## What is required
What is the number of lines in the entries that include the word "указываются"? Respond with the number only.

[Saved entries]
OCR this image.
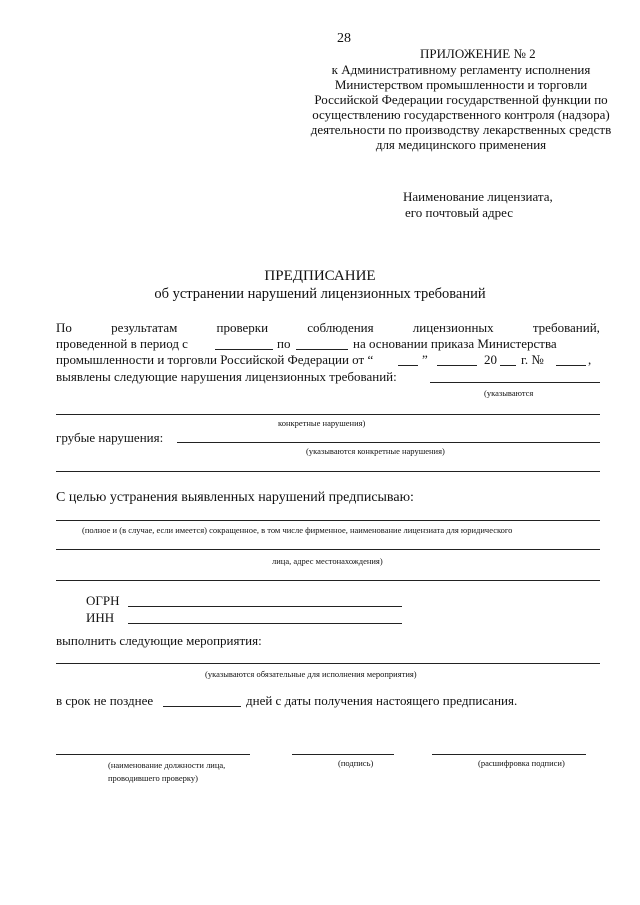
28
ПРИЛОЖЕНИЕ № 2
к Административному регламенту исполнения
Министерством промышленности и торговли
Российской Федерации государственной функции по
осуществлению государственного контроля (надзора)
деятельности по производству лекарственных средств
для медицинского применения
Наименование лицензиата,
его почтовый адрес
ПРЕДПИСАНИЕ
об устранении нарушений лицензионных требований
По	результатам	проверки	соблюдения	лицензионных	требований,
проведенной в период с	по	на основании приказа Министерства
промышленности и торговли Российской Федерации от “	”	20 г. №	,
выявлены следующие нарушения лицензионных требований:
(указываются
конкретные нарушения)
грубые нарушения:
(указываются конкретные нарушения)
С целью устранения выявленных нарушений предписываю:
(полное и (в случае, если имеется) сокращенное, в том числе фирменное, наименование лицензиата для юридического
лица, адрес местонахождения)
ОГРН
ИНН
выполнить следующие мероприятия:
(указываются обязательные для исполнения мероприятия)
в срок не позднее	дней с даты получения настоящего предписания.
(наименование должности лица,
проводившего проверку)
(подпись)	(расшифровка подписи)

## Output below
3